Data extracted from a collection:
↓

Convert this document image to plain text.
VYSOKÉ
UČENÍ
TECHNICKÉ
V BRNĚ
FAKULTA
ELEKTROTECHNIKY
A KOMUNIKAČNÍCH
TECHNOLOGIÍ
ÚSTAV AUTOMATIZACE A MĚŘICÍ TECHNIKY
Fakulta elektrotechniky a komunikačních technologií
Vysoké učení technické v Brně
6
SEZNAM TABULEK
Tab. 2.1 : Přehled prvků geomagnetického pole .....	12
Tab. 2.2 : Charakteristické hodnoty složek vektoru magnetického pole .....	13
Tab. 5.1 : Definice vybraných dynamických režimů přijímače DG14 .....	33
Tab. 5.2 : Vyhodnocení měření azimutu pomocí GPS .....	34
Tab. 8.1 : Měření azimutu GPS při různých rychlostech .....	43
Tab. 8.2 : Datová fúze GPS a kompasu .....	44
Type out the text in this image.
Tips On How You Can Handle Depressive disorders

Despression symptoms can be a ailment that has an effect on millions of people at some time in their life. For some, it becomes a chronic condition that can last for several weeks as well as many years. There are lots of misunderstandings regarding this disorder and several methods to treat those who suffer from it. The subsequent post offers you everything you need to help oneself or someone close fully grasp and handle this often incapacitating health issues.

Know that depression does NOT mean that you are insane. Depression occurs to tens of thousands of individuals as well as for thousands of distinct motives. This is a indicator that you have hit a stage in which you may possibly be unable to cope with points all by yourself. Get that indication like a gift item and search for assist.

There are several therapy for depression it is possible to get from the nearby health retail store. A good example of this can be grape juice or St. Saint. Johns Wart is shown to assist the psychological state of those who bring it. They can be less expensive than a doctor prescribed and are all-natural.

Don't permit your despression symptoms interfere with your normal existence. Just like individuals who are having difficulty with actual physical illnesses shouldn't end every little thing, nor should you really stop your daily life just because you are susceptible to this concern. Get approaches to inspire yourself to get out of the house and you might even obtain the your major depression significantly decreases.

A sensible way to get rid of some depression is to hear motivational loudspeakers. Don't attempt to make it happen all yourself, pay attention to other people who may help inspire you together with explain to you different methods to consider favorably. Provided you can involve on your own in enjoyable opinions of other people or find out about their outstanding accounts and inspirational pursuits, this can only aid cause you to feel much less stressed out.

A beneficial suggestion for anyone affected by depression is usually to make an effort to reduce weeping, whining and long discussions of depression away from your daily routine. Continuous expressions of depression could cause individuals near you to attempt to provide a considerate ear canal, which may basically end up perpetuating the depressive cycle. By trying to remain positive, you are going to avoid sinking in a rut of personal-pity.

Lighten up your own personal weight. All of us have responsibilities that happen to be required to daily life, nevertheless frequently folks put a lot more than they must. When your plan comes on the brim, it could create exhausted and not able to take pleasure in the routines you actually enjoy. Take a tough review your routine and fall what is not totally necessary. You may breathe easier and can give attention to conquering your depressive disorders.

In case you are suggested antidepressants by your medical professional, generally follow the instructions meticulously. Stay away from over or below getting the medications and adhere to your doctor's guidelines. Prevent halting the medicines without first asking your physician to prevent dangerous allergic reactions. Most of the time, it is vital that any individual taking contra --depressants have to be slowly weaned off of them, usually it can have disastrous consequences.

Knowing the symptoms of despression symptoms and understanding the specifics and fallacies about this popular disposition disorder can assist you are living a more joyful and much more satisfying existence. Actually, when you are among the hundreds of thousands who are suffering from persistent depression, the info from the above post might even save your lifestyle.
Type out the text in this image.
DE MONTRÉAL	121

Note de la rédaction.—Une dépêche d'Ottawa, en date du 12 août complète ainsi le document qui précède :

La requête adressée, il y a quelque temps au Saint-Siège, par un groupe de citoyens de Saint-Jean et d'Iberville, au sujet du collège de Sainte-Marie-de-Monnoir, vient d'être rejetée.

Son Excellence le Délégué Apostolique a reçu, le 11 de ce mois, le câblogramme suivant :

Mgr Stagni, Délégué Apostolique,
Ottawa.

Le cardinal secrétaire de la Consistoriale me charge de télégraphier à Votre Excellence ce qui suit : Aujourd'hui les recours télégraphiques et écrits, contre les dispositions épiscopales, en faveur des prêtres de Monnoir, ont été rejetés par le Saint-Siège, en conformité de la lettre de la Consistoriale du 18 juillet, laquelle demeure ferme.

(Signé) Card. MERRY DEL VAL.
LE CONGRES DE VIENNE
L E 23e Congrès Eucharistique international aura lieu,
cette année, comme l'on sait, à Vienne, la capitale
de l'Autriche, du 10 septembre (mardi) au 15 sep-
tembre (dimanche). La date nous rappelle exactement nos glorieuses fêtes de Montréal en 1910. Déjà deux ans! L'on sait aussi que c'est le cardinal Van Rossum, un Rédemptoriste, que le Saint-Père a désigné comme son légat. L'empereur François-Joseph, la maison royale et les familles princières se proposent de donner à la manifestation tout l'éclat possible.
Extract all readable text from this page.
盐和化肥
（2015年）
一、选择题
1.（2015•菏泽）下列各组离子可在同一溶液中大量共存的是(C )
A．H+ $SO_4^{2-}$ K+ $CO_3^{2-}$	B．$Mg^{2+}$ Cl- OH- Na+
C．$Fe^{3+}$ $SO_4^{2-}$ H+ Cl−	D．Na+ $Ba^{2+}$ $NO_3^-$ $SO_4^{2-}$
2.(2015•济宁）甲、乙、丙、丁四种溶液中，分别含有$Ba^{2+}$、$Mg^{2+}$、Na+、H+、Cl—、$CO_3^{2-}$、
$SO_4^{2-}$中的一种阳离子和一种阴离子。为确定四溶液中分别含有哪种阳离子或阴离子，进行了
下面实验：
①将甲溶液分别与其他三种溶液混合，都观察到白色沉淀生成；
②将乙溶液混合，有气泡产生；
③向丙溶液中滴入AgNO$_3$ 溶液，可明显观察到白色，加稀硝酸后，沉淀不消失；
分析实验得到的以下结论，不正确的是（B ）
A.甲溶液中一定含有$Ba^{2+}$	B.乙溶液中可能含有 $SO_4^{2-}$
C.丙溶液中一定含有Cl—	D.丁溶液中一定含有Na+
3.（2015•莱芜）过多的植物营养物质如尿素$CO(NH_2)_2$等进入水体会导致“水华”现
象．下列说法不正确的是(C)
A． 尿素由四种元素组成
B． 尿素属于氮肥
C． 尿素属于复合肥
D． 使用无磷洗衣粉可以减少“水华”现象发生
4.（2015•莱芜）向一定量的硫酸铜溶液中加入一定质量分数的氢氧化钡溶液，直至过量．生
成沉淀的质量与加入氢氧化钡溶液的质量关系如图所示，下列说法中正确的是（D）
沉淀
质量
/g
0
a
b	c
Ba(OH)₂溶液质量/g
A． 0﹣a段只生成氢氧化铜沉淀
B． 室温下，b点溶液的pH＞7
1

↑

## REQUEST:
Count every line above that holds the word "document", and state the number and nothing more.

## REPLY TO THE EXERCISE:
2